What this task involves => Among the lines of this listing, determine how many contain the string "based". Answer with the number only.

Dataset content =>
+ + + + + + +

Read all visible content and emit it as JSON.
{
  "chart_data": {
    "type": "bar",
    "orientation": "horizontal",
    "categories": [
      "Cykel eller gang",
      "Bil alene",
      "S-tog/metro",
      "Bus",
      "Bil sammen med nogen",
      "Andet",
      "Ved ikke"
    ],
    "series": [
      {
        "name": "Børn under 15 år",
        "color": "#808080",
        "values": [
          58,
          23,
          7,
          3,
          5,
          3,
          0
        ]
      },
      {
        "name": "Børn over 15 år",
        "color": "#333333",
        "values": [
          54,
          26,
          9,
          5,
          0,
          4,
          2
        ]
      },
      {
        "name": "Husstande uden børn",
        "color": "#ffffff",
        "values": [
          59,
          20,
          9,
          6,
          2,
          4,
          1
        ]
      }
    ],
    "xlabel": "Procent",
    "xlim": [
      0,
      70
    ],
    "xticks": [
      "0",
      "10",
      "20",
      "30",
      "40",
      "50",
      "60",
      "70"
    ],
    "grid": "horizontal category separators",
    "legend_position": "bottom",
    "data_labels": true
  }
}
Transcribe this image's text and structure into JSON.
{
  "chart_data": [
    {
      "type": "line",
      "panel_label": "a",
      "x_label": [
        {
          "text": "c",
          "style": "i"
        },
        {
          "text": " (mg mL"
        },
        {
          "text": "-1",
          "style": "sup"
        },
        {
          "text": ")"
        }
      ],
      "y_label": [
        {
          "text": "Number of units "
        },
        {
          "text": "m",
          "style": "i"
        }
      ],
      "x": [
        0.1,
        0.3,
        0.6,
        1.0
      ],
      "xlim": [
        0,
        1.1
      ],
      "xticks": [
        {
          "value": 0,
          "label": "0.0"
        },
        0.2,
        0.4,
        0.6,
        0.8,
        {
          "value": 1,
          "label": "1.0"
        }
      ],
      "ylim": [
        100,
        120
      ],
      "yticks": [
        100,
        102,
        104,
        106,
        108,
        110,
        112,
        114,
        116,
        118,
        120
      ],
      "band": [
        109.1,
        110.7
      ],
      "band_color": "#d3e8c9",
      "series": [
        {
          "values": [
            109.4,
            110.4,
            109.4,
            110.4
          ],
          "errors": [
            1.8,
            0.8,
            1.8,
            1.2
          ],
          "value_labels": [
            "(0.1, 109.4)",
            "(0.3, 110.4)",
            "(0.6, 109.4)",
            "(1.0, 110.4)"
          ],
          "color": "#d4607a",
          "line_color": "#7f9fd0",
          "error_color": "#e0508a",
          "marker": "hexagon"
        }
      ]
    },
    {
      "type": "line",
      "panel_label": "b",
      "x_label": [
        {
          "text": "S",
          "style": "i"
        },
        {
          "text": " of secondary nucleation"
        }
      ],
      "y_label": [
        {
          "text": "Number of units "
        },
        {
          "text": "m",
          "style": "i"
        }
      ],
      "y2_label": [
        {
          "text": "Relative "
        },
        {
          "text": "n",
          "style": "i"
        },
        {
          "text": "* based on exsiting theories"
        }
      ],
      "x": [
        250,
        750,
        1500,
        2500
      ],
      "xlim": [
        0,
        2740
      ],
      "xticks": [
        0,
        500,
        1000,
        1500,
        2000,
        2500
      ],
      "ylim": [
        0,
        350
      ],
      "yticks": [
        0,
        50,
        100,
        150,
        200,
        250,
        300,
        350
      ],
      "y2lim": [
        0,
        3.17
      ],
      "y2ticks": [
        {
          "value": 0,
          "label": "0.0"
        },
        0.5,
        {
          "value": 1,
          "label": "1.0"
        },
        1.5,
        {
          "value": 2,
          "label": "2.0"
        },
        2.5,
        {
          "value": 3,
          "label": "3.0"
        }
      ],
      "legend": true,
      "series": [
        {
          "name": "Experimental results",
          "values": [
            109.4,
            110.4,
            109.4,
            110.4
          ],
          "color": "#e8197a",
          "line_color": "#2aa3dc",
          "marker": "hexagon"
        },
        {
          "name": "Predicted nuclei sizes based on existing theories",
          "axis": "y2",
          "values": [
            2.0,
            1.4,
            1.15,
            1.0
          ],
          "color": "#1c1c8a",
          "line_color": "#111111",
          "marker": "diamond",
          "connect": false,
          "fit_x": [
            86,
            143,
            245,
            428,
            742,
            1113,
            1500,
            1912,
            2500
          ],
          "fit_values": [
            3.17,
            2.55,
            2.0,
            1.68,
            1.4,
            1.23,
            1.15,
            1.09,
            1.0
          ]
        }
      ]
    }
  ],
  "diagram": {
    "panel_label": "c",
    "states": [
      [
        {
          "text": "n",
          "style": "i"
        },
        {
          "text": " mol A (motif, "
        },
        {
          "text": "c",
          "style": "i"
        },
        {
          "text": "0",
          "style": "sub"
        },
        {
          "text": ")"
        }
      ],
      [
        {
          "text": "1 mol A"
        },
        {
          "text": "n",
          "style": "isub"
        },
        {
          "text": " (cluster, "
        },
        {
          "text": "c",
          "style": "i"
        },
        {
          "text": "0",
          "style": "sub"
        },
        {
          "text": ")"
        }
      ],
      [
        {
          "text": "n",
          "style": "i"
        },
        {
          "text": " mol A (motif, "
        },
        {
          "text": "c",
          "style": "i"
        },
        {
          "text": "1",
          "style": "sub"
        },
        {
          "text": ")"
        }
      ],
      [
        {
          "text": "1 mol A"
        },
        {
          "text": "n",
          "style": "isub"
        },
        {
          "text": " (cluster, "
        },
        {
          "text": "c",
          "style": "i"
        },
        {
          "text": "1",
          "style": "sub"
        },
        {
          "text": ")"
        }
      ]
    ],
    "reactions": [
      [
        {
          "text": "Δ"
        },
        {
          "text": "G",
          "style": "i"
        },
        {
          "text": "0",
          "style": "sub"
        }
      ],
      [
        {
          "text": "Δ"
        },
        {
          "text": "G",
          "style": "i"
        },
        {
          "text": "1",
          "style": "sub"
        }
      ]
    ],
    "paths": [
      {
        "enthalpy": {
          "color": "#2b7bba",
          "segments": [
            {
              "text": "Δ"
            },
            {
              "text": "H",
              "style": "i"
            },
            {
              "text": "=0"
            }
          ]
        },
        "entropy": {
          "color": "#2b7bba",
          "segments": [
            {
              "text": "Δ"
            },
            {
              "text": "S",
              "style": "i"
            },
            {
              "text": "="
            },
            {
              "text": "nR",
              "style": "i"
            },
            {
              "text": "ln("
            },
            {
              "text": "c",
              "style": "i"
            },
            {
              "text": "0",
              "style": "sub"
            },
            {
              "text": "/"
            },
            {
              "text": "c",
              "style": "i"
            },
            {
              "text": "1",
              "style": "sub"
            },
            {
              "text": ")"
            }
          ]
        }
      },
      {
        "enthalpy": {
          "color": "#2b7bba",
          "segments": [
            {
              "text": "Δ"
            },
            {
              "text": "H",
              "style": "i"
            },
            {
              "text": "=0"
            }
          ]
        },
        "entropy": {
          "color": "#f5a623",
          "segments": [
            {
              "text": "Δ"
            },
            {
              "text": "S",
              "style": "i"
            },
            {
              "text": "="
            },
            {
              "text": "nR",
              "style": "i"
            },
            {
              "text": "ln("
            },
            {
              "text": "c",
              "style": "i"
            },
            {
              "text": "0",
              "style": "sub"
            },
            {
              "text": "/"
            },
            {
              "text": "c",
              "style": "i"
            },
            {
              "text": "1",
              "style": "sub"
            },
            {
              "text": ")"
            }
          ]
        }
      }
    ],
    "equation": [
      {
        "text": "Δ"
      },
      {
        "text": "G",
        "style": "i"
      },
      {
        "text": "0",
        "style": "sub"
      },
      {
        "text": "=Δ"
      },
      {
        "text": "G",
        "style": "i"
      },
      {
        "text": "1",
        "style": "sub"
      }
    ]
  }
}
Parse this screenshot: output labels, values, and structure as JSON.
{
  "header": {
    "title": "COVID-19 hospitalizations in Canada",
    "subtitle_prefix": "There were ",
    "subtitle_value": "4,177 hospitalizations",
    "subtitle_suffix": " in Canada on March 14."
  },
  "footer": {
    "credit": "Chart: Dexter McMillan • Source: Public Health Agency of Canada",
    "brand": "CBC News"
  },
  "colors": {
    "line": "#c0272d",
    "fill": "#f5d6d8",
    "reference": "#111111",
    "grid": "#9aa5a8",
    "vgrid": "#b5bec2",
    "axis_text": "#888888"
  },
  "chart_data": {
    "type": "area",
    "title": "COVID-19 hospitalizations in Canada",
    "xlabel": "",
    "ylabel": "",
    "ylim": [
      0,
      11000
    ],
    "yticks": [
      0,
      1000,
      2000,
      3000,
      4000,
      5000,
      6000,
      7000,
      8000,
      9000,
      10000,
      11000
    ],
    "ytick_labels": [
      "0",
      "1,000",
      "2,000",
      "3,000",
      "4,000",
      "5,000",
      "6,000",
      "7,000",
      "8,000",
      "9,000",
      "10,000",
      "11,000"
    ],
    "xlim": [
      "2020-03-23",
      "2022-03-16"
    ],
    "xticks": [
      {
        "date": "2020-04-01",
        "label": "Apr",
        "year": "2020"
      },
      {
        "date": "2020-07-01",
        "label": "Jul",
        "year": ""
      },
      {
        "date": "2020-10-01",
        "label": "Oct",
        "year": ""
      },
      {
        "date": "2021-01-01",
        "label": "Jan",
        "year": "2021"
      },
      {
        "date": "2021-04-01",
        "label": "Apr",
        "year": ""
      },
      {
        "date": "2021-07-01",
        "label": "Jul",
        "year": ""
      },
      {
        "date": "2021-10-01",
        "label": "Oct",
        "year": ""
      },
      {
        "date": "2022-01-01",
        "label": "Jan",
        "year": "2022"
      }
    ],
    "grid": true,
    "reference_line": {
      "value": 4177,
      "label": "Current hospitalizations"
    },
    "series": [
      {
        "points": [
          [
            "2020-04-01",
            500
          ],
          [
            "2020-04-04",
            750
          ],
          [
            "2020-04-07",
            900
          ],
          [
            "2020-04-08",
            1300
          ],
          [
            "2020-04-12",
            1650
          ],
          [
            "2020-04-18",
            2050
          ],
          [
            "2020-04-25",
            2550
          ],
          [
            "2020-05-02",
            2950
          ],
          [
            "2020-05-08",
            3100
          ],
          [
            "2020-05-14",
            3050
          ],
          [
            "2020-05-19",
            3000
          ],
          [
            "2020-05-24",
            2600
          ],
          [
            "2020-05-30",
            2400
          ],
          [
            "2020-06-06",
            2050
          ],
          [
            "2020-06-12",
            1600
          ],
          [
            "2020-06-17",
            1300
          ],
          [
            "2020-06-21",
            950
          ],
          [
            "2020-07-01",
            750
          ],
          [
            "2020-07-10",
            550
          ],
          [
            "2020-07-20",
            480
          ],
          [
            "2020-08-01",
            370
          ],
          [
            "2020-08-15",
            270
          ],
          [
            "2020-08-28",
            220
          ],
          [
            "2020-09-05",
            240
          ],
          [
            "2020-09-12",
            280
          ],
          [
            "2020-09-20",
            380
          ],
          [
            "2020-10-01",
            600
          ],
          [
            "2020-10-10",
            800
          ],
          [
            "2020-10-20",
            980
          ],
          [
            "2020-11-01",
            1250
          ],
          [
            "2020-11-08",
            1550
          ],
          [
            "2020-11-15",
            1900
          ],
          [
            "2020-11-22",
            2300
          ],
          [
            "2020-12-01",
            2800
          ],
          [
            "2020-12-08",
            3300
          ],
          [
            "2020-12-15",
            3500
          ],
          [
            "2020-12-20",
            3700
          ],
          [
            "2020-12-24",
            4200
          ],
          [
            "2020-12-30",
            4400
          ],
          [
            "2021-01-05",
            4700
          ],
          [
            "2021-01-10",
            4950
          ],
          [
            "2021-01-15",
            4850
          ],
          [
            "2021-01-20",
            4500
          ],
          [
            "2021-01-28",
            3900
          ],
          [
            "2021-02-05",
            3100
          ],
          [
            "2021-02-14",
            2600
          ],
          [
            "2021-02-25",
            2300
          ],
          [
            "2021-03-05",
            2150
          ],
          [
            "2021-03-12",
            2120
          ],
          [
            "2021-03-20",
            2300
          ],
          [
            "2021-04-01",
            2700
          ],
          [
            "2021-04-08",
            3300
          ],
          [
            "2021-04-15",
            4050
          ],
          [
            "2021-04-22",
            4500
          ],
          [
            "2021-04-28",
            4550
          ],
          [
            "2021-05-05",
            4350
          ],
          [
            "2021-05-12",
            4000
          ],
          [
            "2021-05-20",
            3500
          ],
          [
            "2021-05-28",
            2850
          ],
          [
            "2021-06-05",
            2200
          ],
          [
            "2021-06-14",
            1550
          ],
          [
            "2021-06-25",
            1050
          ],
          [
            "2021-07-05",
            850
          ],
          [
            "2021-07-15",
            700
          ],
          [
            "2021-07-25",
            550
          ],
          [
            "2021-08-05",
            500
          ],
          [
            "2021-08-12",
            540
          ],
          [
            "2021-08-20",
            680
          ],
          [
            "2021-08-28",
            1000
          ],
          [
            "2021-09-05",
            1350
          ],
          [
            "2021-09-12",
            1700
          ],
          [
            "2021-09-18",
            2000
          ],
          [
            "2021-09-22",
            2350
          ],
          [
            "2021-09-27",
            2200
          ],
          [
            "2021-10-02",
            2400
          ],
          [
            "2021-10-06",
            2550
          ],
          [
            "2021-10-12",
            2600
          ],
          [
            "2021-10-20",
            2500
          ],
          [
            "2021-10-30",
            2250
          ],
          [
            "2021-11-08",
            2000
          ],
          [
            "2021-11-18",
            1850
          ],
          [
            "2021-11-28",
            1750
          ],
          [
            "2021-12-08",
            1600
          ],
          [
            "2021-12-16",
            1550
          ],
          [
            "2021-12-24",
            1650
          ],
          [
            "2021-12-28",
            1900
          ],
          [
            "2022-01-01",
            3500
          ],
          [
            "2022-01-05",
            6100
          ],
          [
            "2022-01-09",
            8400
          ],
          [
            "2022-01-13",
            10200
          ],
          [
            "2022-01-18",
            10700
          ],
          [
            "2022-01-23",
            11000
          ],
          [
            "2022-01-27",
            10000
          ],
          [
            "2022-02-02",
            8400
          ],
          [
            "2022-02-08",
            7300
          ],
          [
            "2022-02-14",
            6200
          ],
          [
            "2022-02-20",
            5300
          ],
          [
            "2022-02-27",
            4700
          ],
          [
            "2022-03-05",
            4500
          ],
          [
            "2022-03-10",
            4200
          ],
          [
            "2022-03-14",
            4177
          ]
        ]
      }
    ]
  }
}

+ + + + + + +

Exercise response => 2